**WRITTEN PROBLEM:**
Every line containing the word "your" needs to be found and copied.

**THE RECORDS:**

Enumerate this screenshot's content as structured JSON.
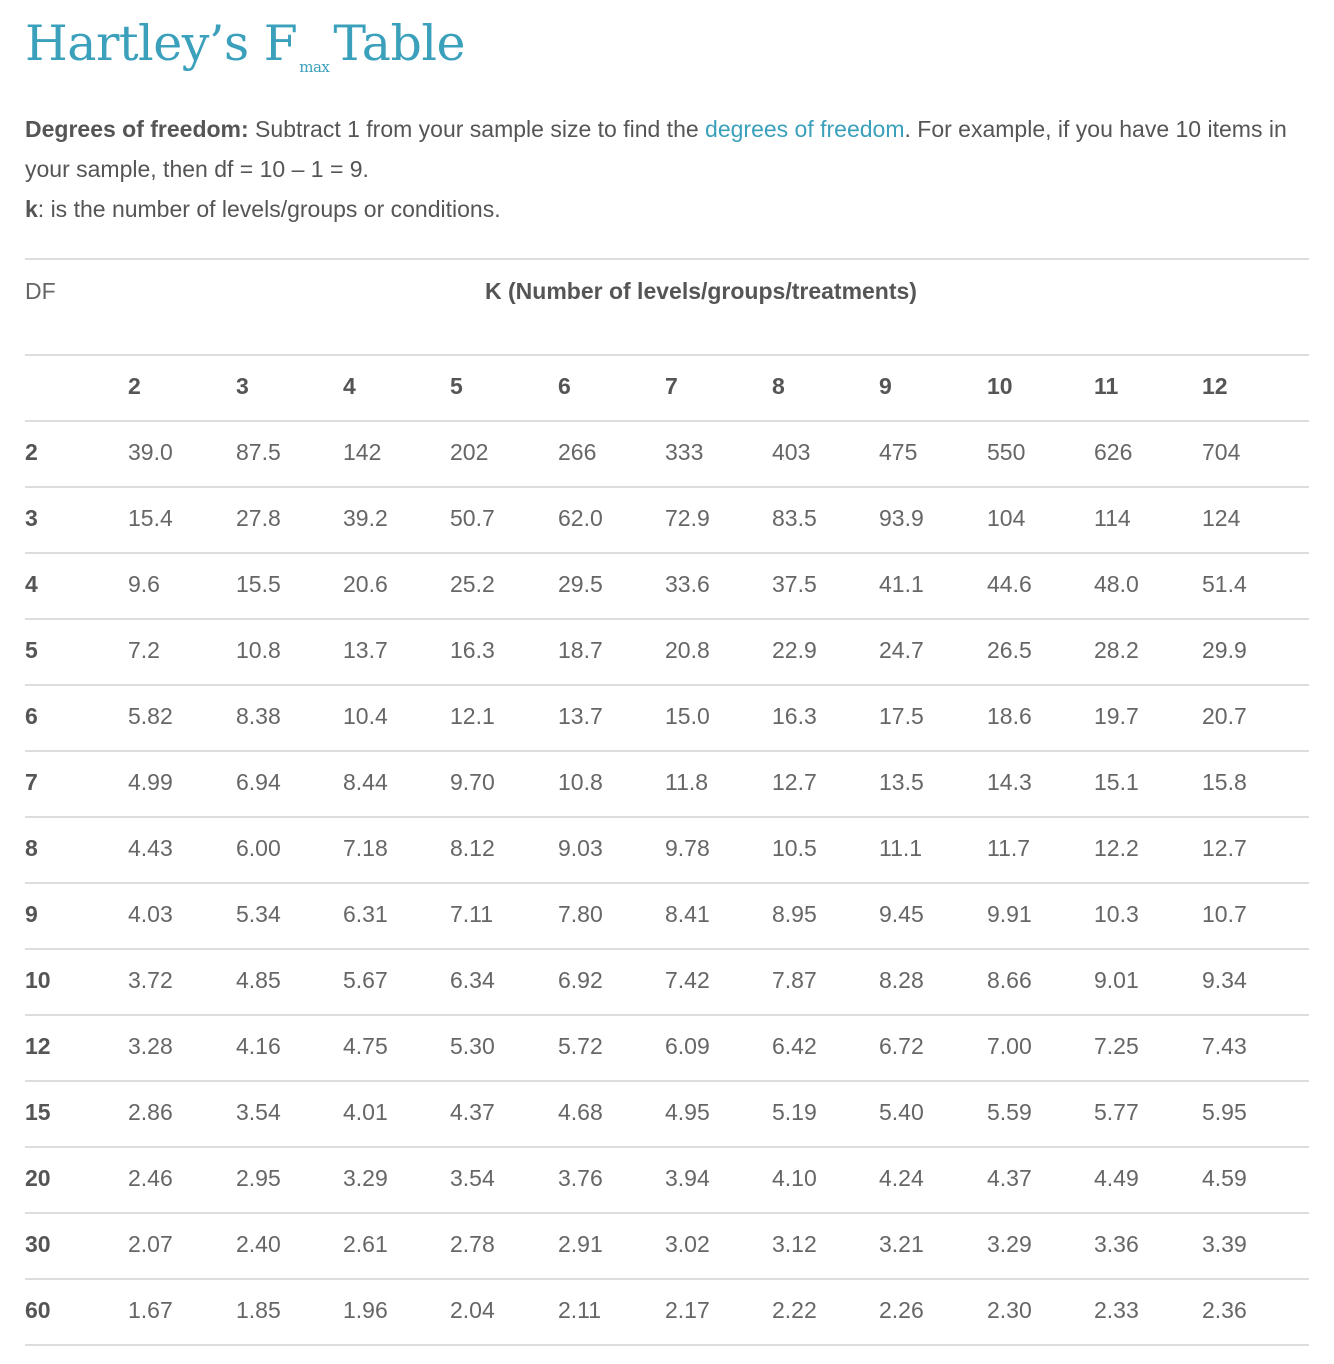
{
  "title": {
    "main": "Hartley’s F",
    "subscript": "max",
    "suffix": "Table"
  },
  "intro": {
    "df_label": "Degrees of freedom:",
    "df_text_before_link": " Subtract 1 from your sample size to find the ",
    "df_link": "degrees of freedom",
    "df_text_after_link": ". For example, if you have 10 items in your sample, then df = 10 – 1 = 9.",
    "k_label": "k",
    "k_text": ": is the number of levels/groups or conditions."
  },
  "table": {
    "df_header": "DF",
    "k_header": "K (Number of levels/groups/treatments)",
    "k_values": [
      "2",
      "3",
      "4",
      "5",
      "6",
      "7",
      "8",
      "9",
      "10",
      "11",
      "12"
    ],
    "rows": [
      {
        "df": "2",
        "values": [
          "39.0",
          "87.5",
          "142",
          "202",
          "266",
          "333",
          "403",
          "475",
          "550",
          "626",
          "704"
        ]
      },
      {
        "df": "3",
        "values": [
          "15.4",
          "27.8",
          "39.2",
          "50.7",
          "62.0",
          "72.9",
          "83.5",
          "93.9",
          "104",
          "114",
          "124"
        ]
      },
      {
        "df": "4",
        "values": [
          "9.6",
          "15.5",
          "20.6",
          "25.2",
          "29.5",
          "33.6",
          "37.5",
          "41.1",
          "44.6",
          "48.0",
          "51.4"
        ]
      },
      {
        "df": "5",
        "values": [
          "7.2",
          "10.8",
          "13.7",
          "16.3",
          "18.7",
          "20.8",
          "22.9",
          "24.7",
          "26.5",
          "28.2",
          "29.9"
        ]
      },
      {
        "df": "6",
        "values": [
          "5.82",
          "8.38",
          "10.4",
          "12.1",
          "13.7",
          "15.0",
          "16.3",
          "17.5",
          "18.6",
          "19.7",
          "20.7"
        ]
      },
      {
        "df": "7",
        "values": [
          "4.99",
          "6.94",
          "8.44",
          "9.70",
          "10.8",
          "11.8",
          "12.7",
          "13.5",
          "14.3",
          "15.1",
          "15.8"
        ]
      },
      {
        "df": "8",
        "values": [
          "4.43",
          "6.00",
          "7.18",
          "8.12",
          "9.03",
          "9.78",
          "10.5",
          "11.1",
          "11.7",
          "12.2",
          "12.7"
        ]
      },
      {
        "df": "9",
        "values": [
          "4.03",
          "5.34",
          "6.31",
          "7.11",
          "7.80",
          "8.41",
          "8.95",
          "9.45",
          "9.91",
          "10.3",
          "10.7"
        ]
      },
      {
        "df": "10",
        "values": [
          "3.72",
          "4.85",
          "5.67",
          "6.34",
          "6.92",
          "7.42",
          "7.87",
          "8.28",
          "8.66",
          "9.01",
          "9.34"
        ]
      },
      {
        "df": "12",
        "values": [
          "3.28",
          "4.16",
          "4.75",
          "5.30",
          "5.72",
          "6.09",
          "6.42",
          "6.72",
          "7.00",
          "7.25",
          "7.43"
        ]
      },
      {
        "df": "15",
        "values": [
          "2.86",
          "3.54",
          "4.01",
          "4.37",
          "4.68",
          "4.95",
          "5.19",
          "5.40",
          "5.59",
          "5.77",
          "5.95"
        ]
      },
      {
        "df": "20",
        "values": [
          "2.46",
          "2.95",
          "3.29",
          "3.54",
          "3.76",
          "3.94",
          "4.10",
          "4.24",
          "4.37",
          "4.49",
          "4.59"
        ]
      },
      {
        "df": "30",
        "values": [
          "2.07",
          "2.40",
          "2.61",
          "2.78",
          "2.91",
          "3.02",
          "3.12",
          "3.21",
          "3.29",
          "3.36",
          "3.39"
        ]
      },
      {
        "df": "60",
        "values": [
          "1.67",
          "1.85",
          "1.96",
          "2.04",
          "2.11",
          "2.17",
          "2.22",
          "2.26",
          "2.30",
          "2.33",
          "2.36"
        ]
      }
    ]
  },
  "colors": {
    "accent": "#3aa0bb",
    "text": "#555555",
    "rule": "#dddddd"
  }
}
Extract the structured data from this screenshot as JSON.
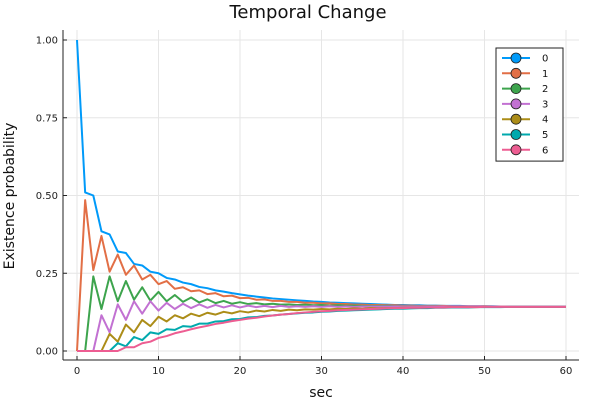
{
  "chart_data": {
    "type": "line",
    "title": "Temporal Change",
    "xlabel": "sec",
    "ylabel": "Existence probability",
    "xlim": [
      0,
      60
    ],
    "ylim": [
      0,
      1
    ],
    "x_ticks": [
      0,
      10,
      20,
      30,
      40,
      50,
      60
    ],
    "y_ticks": [
      0.0,
      0.25,
      0.5,
      0.75,
      1.0
    ],
    "x_tick_labels": [
      "0",
      "10",
      "20",
      "30",
      "40",
      "50",
      "60"
    ],
    "y_tick_labels": [
      "0.00",
      "0.25",
      "0.50",
      "0.75",
      "1.00"
    ],
    "grid": true,
    "legend_position": "top-right",
    "marker": "circle",
    "x": [
      0,
      1,
      2,
      3,
      4,
      5,
      6,
      7,
      8,
      9,
      10,
      11,
      12,
      13,
      14,
      15,
      16,
      17,
      18,
      19,
      20,
      21,
      22,
      23,
      24,
      25,
      26,
      27,
      28,
      29,
      30,
      31,
      32,
      33,
      34,
      35,
      36,
      37,
      38,
      39,
      40,
      41,
      42,
      43,
      44,
      45,
      46,
      47,
      48,
      49,
      50,
      51,
      52,
      53,
      54,
      55,
      56,
      57,
      58,
      59,
      60
    ],
    "series": [
      {
        "name": "0",
        "color": "#009af9",
        "values": [
          1.0,
          0.51,
          0.5,
          0.385,
          0.375,
          0.32,
          0.315,
          0.28,
          0.275,
          0.255,
          0.25,
          0.235,
          0.23,
          0.22,
          0.215,
          0.206,
          0.202,
          0.195,
          0.191,
          0.186,
          0.182,
          0.178,
          0.175,
          0.172,
          0.169,
          0.167,
          0.165,
          0.163,
          0.161,
          0.159,
          0.158,
          0.156,
          0.155,
          0.154,
          0.153,
          0.152,
          0.151,
          0.15,
          0.149,
          0.148,
          0.148,
          0.147,
          0.147,
          0.146,
          0.146,
          0.145,
          0.145,
          0.145,
          0.144,
          0.144,
          0.144,
          0.144,
          0.143,
          0.143,
          0.143,
          0.143,
          0.143,
          0.143,
          0.143,
          0.143,
          0.143
        ]
      },
      {
        "name": "1",
        "color": "#e26f46",
        "values": [
          0.0,
          0.485,
          0.26,
          0.37,
          0.255,
          0.31,
          0.245,
          0.275,
          0.23,
          0.245,
          0.215,
          0.225,
          0.2,
          0.205,
          0.192,
          0.195,
          0.183,
          0.186,
          0.176,
          0.178,
          0.17,
          0.171,
          0.165,
          0.166,
          0.161,
          0.161,
          0.158,
          0.158,
          0.155,
          0.155,
          0.153,
          0.153,
          0.151,
          0.151,
          0.149,
          0.149,
          0.148,
          0.148,
          0.147,
          0.147,
          0.146,
          0.146,
          0.145,
          0.145,
          0.145,
          0.145,
          0.144,
          0.144,
          0.144,
          0.144,
          0.144,
          0.143,
          0.143,
          0.143,
          0.143,
          0.143,
          0.143,
          0.143,
          0.143,
          0.143,
          0.143
        ]
      },
      {
        "name": "2",
        "color": "#3da44d",
        "values": [
          0.0,
          0.0,
          0.24,
          0.135,
          0.24,
          0.16,
          0.225,
          0.165,
          0.205,
          0.162,
          0.19,
          0.16,
          0.18,
          0.158,
          0.172,
          0.156,
          0.166,
          0.154,
          0.161,
          0.152,
          0.157,
          0.151,
          0.154,
          0.15,
          0.152,
          0.149,
          0.15,
          0.148,
          0.149,
          0.147,
          0.148,
          0.146,
          0.147,
          0.146,
          0.146,
          0.145,
          0.145,
          0.145,
          0.145,
          0.144,
          0.144,
          0.144,
          0.144,
          0.144,
          0.144,
          0.143,
          0.143,
          0.143,
          0.143,
          0.143,
          0.143,
          0.143,
          0.143,
          0.143,
          0.143,
          0.143,
          0.143,
          0.143,
          0.143,
          0.143,
          0.143
        ]
      },
      {
        "name": "3",
        "color": "#c271d2",
        "values": [
          0.0,
          0.0,
          0.0,
          0.115,
          0.06,
          0.15,
          0.1,
          0.16,
          0.12,
          0.16,
          0.13,
          0.155,
          0.135,
          0.152,
          0.138,
          0.15,
          0.139,
          0.148,
          0.14,
          0.147,
          0.14,
          0.146,
          0.141,
          0.145,
          0.141,
          0.145,
          0.142,
          0.144,
          0.142,
          0.144,
          0.142,
          0.144,
          0.142,
          0.143,
          0.142,
          0.143,
          0.143,
          0.143,
          0.143,
          0.143,
          0.143,
          0.143,
          0.143,
          0.143,
          0.143,
          0.143,
          0.143,
          0.143,
          0.143,
          0.143,
          0.143,
          0.143,
          0.143,
          0.143,
          0.143,
          0.143,
          0.143,
          0.143,
          0.143,
          0.143,
          0.143
        ]
      },
      {
        "name": "4",
        "color": "#ac8d18",
        "values": [
          0.0,
          0.0,
          0.0,
          0.0,
          0.055,
          0.03,
          0.085,
          0.06,
          0.1,
          0.08,
          0.11,
          0.095,
          0.115,
          0.105,
          0.12,
          0.112,
          0.123,
          0.117,
          0.126,
          0.121,
          0.128,
          0.124,
          0.13,
          0.127,
          0.132,
          0.129,
          0.133,
          0.131,
          0.134,
          0.133,
          0.135,
          0.134,
          0.136,
          0.135,
          0.137,
          0.136,
          0.138,
          0.137,
          0.138,
          0.138,
          0.139,
          0.139,
          0.139,
          0.14,
          0.14,
          0.14,
          0.141,
          0.141,
          0.141,
          0.141,
          0.142,
          0.142,
          0.142,
          0.142,
          0.142,
          0.142,
          0.142,
          0.142,
          0.142,
          0.142,
          0.142
        ]
      },
      {
        "name": "5",
        "color": "#00a9ad",
        "values": [
          0.0,
          0.0,
          0.0,
          0.0,
          0.0,
          0.025,
          0.015,
          0.045,
          0.035,
          0.06,
          0.055,
          0.07,
          0.068,
          0.08,
          0.078,
          0.088,
          0.088,
          0.095,
          0.096,
          0.102,
          0.103,
          0.108,
          0.109,
          0.113,
          0.114,
          0.117,
          0.119,
          0.121,
          0.123,
          0.124,
          0.126,
          0.127,
          0.129,
          0.13,
          0.131,
          0.132,
          0.133,
          0.134,
          0.135,
          0.136,
          0.136,
          0.137,
          0.138,
          0.138,
          0.139,
          0.139,
          0.14,
          0.14,
          0.14,
          0.141,
          0.141,
          0.141,
          0.141,
          0.142,
          0.142,
          0.142,
          0.142,
          0.142,
          0.142,
          0.142,
          0.142
        ]
      },
      {
        "name": "6",
        "color": "#ed5d92",
        "values": [
          0.0,
          0.0,
          0.0,
          0.0,
          0.0,
          0.0,
          0.012,
          0.012,
          0.025,
          0.03,
          0.042,
          0.048,
          0.057,
          0.063,
          0.07,
          0.076,
          0.081,
          0.087,
          0.091,
          0.096,
          0.1,
          0.104,
          0.107,
          0.111,
          0.114,
          0.117,
          0.119,
          0.122,
          0.124,
          0.126,
          0.128,
          0.129,
          0.131,
          0.132,
          0.133,
          0.134,
          0.135,
          0.136,
          0.137,
          0.138,
          0.138,
          0.139,
          0.139,
          0.14,
          0.14,
          0.14,
          0.141,
          0.141,
          0.141,
          0.141,
          0.142,
          0.142,
          0.142,
          0.142,
          0.142,
          0.142,
          0.142,
          0.142,
          0.142,
          0.142,
          0.142
        ]
      }
    ]
  }
}
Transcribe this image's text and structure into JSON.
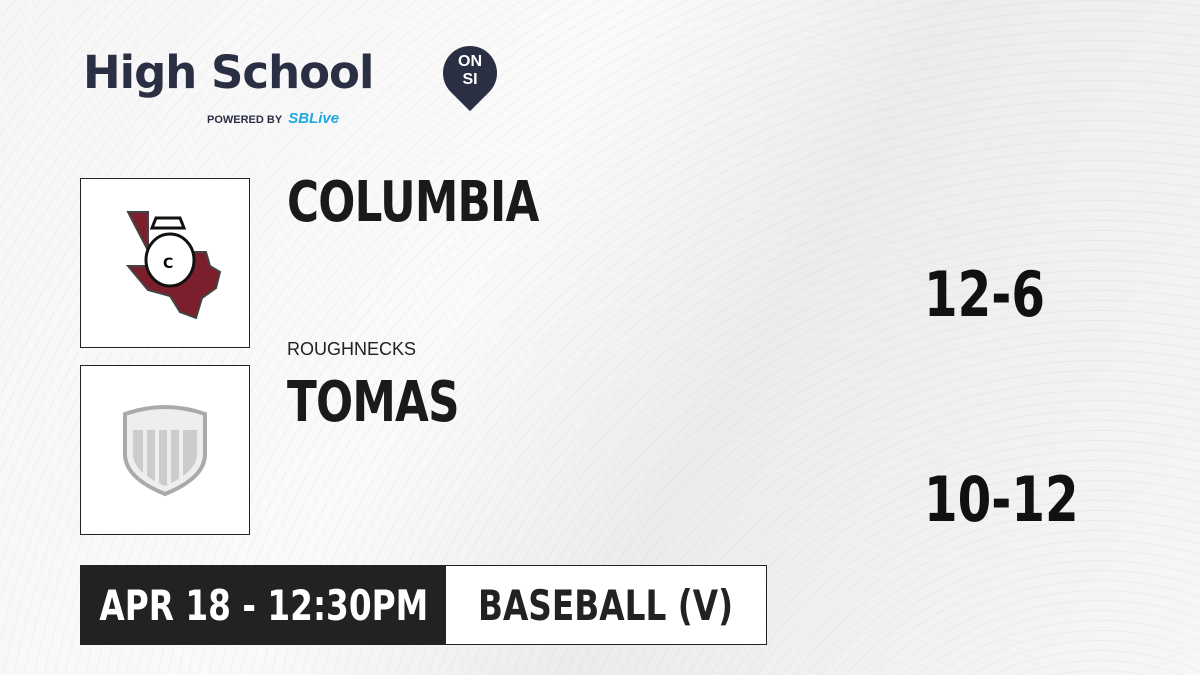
{
  "brand": {
    "title": "High School",
    "badge_top": "ON",
    "badge_bottom": "SI",
    "powered_by": "POWERED BY",
    "partner": "SBLive"
  },
  "teams": [
    {
      "name": "COLUMBIA",
      "mascot": "ROUGHNECKS",
      "record": "12-6",
      "logo": "columbia-roughnecks-logo",
      "color": "#7a1f2b"
    },
    {
      "name": "TOMAS",
      "mascot": "",
      "record": "10-12",
      "logo": "generic-shield-logo"
    }
  ],
  "game": {
    "datetime": "APR 18 - 12:30PM",
    "sport": "BASEBALL (V)"
  }
}
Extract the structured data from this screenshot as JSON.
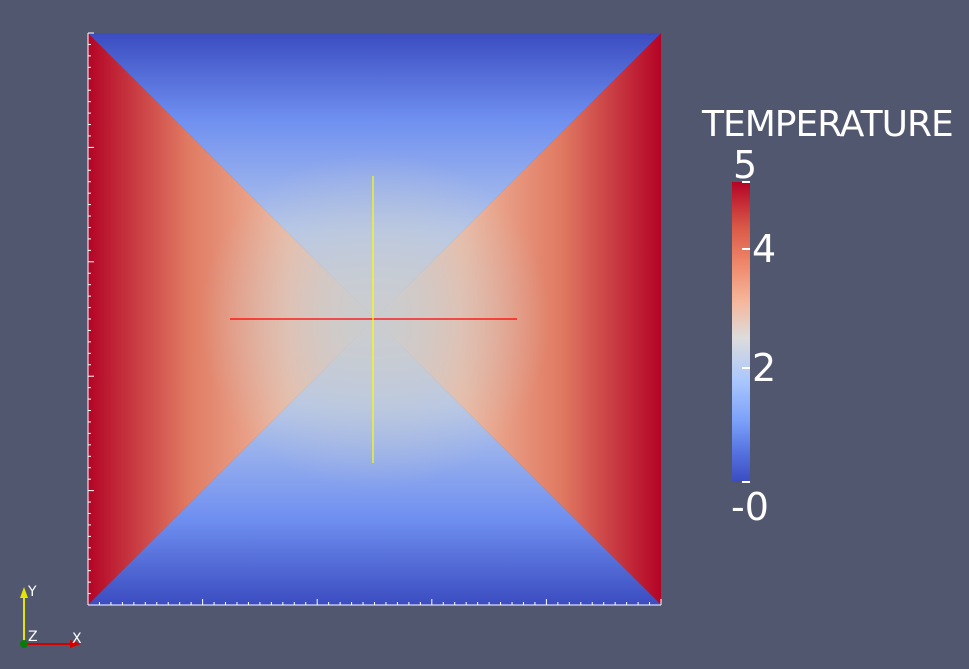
{
  "legend": {
    "title": "TEMPERATURE",
    "ticks": [
      "5",
      "4",
      "2",
      "-0"
    ]
  },
  "orientation_axes": {
    "y_label": "Y",
    "z_label": "Z",
    "x_label": "X"
  },
  "colors": {
    "background": "#525770",
    "hot": "#b40426",
    "mid": "#dddcdc",
    "cold": "#3b4cc0",
    "cursor_horizontal": "#ff0000",
    "cursor_vertical": "#ffff00"
  }
}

**COMPLETE RESPONSE:**
    "df_text_before_link": " Subtract 1 from your sample size to find the ",
    "df_text_after_link": ". For example, if you have 10 items in your sample, then df = 10 – 1 = 9.",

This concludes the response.